### PROBLEM TO WORK ON
Extract every line from the records below that contains the word "document".

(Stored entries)
* * *

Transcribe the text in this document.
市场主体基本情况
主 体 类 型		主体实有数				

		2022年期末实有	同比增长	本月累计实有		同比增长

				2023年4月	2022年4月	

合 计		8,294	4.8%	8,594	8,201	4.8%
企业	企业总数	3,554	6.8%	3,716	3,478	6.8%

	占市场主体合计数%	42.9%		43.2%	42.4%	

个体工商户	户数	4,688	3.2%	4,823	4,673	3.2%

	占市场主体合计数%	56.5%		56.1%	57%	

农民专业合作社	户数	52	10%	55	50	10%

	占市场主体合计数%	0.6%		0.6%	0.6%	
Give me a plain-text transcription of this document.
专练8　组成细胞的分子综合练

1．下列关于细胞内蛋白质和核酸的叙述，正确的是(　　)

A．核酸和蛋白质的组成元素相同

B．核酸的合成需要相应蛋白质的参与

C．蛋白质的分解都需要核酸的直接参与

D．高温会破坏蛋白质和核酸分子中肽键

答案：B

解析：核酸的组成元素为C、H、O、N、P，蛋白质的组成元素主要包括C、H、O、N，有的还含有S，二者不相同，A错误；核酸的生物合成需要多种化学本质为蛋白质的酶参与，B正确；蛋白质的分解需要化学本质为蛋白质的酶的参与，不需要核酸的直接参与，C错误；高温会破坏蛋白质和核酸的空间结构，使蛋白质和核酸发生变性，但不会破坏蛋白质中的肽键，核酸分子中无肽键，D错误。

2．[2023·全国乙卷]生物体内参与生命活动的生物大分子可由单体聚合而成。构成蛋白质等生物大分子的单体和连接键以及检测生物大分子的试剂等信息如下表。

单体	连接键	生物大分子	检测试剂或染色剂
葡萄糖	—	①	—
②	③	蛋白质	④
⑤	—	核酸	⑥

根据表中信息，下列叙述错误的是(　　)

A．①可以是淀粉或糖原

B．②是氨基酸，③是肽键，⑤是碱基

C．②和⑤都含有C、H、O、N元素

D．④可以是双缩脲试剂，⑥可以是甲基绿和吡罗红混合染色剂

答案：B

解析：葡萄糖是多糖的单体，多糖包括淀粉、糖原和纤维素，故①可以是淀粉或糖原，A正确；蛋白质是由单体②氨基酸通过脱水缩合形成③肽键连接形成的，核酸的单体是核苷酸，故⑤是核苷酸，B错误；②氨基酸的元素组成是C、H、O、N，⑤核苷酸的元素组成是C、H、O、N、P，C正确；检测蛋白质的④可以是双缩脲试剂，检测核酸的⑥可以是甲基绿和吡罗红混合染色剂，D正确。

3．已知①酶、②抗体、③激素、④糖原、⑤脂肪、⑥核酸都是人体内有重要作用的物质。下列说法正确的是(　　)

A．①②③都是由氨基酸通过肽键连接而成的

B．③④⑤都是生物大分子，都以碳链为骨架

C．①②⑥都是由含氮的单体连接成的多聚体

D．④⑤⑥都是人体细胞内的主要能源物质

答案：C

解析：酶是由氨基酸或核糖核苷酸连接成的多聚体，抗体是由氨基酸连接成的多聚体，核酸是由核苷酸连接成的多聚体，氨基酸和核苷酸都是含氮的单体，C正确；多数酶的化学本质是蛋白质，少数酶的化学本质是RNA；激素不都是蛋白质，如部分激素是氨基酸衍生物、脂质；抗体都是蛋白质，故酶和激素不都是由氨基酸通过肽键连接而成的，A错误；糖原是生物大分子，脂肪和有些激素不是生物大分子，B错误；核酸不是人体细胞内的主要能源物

* * *

### FULL SOLUTION
Transcribe the text in this document.
Give me a plain-text transcription of this document.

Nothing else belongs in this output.